> [Direction]
Write out every line below that includes the word "GBPJPY".

(Figure content listings)
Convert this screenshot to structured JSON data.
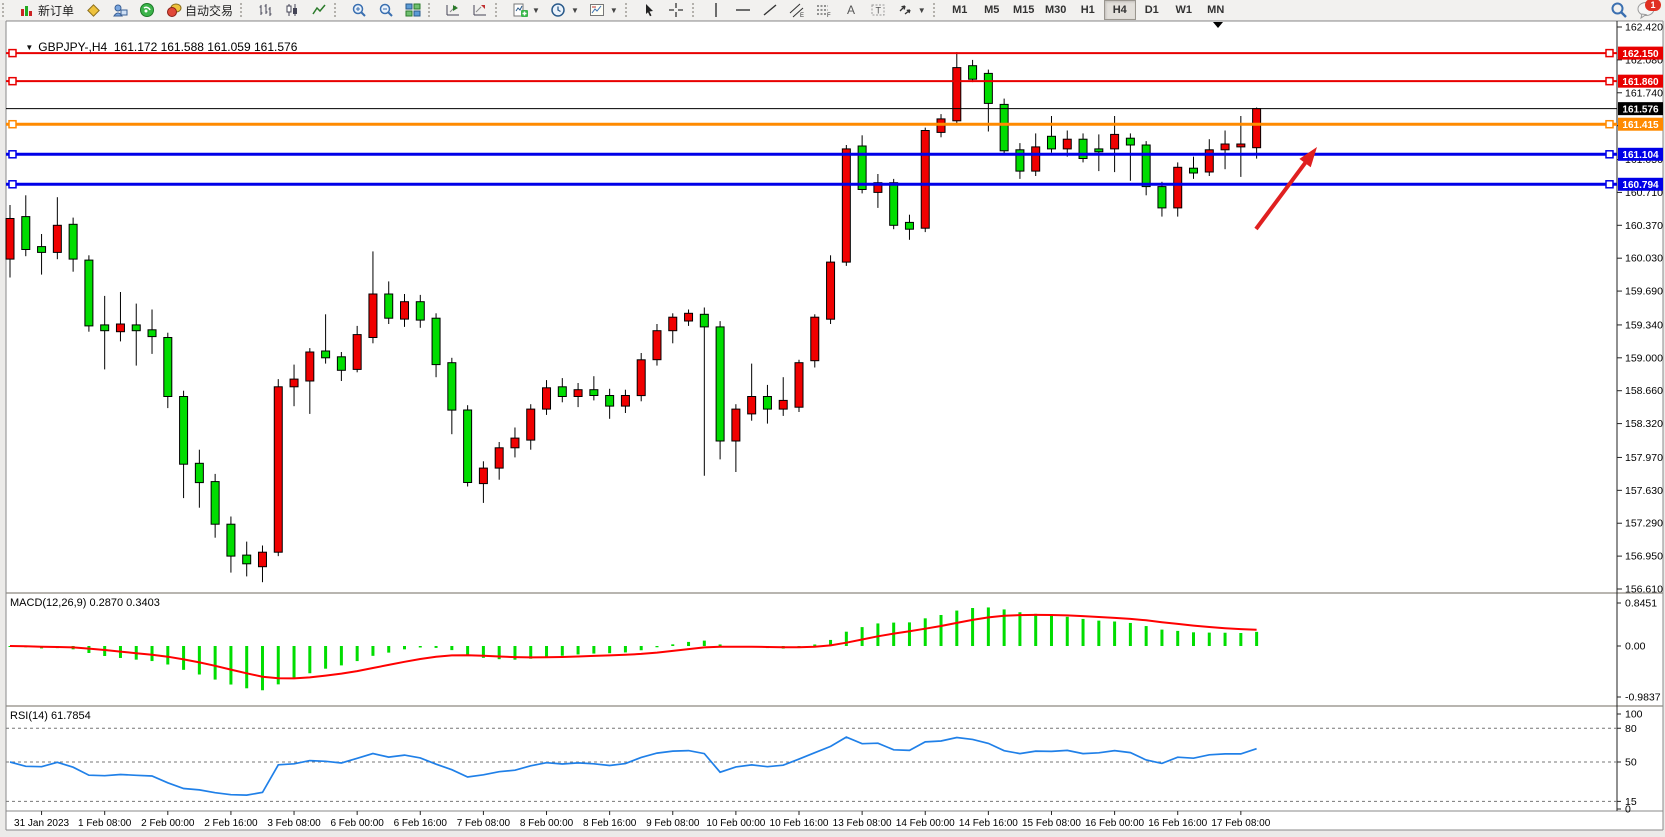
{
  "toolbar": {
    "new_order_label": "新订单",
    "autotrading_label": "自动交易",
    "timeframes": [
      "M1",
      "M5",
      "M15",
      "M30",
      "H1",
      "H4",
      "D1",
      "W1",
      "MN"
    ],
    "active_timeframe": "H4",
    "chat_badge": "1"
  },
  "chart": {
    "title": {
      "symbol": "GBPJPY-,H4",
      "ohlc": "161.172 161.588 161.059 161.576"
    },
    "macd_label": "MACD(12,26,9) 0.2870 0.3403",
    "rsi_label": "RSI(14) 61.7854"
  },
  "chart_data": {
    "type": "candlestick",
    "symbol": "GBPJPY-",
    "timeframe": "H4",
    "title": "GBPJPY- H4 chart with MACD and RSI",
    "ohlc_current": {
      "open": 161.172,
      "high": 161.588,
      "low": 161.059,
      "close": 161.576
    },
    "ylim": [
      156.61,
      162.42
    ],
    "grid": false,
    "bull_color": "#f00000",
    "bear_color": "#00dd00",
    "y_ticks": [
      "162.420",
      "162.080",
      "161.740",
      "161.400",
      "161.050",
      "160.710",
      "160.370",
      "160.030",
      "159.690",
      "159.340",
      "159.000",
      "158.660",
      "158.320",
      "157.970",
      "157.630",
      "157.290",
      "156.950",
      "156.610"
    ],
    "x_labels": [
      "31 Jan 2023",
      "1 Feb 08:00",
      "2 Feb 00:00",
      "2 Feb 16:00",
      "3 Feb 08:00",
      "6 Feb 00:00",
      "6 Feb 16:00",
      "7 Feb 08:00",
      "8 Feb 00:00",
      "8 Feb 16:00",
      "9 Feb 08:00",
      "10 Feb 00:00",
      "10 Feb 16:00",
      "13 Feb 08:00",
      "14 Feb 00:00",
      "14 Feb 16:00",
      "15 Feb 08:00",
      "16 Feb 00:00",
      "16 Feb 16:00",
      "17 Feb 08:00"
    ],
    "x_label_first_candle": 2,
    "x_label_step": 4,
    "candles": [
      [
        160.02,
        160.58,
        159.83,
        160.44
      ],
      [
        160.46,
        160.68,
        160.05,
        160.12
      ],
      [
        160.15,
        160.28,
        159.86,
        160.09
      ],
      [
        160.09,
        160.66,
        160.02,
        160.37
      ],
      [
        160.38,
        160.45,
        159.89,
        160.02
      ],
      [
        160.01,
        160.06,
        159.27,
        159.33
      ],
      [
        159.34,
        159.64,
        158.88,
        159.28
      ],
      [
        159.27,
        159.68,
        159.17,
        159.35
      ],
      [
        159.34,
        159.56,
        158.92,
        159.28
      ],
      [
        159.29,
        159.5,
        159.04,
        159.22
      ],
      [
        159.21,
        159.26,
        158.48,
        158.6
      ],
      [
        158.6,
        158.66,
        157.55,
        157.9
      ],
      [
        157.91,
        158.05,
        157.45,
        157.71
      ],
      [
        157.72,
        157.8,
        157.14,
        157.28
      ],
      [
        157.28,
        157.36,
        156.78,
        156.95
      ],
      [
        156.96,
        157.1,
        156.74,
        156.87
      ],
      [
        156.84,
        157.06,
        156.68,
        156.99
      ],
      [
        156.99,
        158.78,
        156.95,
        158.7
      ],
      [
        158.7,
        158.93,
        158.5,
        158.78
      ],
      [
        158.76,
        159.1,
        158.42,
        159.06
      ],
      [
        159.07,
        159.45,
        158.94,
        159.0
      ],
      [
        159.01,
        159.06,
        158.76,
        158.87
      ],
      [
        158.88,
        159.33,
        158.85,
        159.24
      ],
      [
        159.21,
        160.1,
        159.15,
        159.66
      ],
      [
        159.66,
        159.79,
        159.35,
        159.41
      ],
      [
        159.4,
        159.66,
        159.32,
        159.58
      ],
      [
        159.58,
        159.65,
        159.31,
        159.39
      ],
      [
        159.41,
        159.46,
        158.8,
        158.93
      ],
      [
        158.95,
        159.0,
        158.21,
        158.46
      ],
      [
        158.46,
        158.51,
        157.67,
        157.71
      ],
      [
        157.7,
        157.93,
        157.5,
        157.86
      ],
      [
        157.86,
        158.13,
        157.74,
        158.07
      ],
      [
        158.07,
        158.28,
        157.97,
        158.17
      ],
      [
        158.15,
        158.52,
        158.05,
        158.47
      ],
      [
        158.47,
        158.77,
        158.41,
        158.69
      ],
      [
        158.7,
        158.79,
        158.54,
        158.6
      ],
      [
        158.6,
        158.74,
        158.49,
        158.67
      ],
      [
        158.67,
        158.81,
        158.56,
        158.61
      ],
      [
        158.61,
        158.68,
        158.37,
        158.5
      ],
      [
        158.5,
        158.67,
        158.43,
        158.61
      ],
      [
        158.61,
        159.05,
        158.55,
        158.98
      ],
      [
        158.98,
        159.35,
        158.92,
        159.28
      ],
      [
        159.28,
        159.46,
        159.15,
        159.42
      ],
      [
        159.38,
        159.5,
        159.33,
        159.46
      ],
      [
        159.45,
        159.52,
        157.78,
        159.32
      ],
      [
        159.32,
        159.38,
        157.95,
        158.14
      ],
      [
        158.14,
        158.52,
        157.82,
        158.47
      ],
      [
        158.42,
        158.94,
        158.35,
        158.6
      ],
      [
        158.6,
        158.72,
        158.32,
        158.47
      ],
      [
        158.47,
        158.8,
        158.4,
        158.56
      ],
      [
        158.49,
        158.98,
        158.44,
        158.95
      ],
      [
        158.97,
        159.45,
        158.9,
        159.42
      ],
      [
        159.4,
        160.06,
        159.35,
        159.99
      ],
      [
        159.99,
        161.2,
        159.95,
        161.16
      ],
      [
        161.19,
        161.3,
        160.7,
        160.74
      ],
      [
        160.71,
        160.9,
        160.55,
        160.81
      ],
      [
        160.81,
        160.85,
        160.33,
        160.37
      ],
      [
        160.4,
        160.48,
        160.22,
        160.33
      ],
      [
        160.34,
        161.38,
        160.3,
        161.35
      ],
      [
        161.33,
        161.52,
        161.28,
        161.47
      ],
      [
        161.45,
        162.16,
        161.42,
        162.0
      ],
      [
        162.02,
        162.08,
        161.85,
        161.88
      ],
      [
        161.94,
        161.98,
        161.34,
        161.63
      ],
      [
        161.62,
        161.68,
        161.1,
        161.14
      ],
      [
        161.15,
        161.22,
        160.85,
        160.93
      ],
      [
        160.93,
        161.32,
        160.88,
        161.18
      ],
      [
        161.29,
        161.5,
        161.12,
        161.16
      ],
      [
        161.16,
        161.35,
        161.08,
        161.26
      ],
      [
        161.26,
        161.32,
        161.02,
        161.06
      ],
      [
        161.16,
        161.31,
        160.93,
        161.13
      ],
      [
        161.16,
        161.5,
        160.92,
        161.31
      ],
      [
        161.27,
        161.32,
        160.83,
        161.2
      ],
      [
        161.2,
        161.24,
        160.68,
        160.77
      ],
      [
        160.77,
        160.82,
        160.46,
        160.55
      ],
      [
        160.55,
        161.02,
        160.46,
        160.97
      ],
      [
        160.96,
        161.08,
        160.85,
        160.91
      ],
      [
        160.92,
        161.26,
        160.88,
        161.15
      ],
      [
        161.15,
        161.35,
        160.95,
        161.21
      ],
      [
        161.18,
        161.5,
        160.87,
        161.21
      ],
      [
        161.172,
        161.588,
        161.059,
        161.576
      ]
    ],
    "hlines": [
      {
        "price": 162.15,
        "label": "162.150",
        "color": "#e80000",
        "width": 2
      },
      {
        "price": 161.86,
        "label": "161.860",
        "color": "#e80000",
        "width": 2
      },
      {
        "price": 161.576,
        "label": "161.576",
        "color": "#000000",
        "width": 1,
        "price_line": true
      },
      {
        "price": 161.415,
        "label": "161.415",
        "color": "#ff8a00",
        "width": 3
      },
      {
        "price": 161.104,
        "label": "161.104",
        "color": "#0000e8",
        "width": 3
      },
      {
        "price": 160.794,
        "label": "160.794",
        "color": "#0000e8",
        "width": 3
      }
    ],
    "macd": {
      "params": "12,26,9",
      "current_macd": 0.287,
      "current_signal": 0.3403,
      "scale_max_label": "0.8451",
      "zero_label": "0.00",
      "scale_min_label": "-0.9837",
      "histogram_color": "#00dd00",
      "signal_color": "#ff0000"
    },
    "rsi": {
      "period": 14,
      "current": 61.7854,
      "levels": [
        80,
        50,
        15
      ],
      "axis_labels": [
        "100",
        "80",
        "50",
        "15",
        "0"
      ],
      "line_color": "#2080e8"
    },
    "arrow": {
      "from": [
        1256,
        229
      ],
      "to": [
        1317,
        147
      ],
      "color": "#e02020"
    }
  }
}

* * *

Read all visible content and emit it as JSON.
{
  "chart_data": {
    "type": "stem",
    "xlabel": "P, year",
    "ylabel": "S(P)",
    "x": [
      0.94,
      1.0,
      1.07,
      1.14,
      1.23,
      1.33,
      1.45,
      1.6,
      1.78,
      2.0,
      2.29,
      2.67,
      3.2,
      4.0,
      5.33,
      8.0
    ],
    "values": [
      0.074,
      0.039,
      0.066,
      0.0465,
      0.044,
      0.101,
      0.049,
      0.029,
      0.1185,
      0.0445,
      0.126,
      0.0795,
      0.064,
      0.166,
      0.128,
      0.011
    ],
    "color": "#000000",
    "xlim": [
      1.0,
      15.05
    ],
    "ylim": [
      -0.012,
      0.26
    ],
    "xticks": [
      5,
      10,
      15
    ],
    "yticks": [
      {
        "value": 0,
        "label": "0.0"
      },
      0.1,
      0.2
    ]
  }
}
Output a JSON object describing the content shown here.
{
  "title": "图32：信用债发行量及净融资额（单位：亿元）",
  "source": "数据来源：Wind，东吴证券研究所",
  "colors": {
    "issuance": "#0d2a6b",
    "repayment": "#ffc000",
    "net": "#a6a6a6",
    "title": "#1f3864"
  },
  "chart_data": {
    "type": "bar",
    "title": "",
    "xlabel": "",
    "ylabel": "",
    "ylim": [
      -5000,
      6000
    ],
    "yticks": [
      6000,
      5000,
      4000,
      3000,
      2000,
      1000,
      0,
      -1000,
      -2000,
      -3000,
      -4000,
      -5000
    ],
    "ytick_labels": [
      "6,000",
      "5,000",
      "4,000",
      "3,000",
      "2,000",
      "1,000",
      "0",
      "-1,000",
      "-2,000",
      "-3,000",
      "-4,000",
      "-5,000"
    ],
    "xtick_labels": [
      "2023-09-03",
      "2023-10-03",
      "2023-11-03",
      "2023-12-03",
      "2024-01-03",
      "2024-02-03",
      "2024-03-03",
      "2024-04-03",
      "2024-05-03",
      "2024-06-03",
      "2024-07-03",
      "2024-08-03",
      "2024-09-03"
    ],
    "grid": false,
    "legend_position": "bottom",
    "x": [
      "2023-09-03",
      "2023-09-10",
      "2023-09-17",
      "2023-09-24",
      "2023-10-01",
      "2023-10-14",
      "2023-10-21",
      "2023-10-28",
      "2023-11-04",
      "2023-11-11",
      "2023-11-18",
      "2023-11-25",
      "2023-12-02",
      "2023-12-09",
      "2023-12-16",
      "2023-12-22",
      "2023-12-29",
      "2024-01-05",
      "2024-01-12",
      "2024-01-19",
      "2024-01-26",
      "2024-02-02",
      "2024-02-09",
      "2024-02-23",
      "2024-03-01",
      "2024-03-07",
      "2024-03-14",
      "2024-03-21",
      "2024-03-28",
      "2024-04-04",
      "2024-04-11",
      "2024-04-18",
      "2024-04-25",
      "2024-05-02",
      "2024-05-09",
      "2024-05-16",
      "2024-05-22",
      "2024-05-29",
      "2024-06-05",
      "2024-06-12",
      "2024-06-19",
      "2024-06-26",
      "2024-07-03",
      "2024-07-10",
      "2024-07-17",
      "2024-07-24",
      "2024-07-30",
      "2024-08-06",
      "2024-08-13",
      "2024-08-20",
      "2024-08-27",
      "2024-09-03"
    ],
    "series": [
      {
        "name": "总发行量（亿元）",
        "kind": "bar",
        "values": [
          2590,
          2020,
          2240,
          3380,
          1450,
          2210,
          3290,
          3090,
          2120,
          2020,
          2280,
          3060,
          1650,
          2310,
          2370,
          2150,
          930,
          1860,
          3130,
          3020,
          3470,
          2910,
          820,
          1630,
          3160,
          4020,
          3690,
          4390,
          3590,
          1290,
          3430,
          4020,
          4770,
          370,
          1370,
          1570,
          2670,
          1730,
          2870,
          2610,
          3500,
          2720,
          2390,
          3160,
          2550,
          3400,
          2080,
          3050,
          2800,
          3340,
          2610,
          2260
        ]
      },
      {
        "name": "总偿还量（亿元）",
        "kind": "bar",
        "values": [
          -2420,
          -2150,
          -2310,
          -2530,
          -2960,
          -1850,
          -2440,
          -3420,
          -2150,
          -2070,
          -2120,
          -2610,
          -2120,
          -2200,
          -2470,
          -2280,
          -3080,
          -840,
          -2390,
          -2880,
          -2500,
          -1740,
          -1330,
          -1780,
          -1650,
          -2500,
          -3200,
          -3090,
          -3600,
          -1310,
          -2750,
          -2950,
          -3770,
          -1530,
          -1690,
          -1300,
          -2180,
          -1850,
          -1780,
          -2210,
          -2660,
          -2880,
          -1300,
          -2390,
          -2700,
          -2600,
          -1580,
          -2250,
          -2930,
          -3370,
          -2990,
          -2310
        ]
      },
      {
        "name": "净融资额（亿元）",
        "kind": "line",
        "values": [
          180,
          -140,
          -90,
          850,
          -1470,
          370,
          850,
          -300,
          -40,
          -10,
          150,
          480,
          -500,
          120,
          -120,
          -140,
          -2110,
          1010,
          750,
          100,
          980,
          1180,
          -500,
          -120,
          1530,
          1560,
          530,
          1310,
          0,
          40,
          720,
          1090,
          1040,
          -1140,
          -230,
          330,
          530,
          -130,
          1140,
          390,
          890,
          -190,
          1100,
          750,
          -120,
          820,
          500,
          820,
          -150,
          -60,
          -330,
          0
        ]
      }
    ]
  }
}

> [Result]
      "symbol": "GBPJPY-,H4",
    "symbol": "GBPJPY-",
    "title": "GBPJPY- H4 chart with MACD and RSI",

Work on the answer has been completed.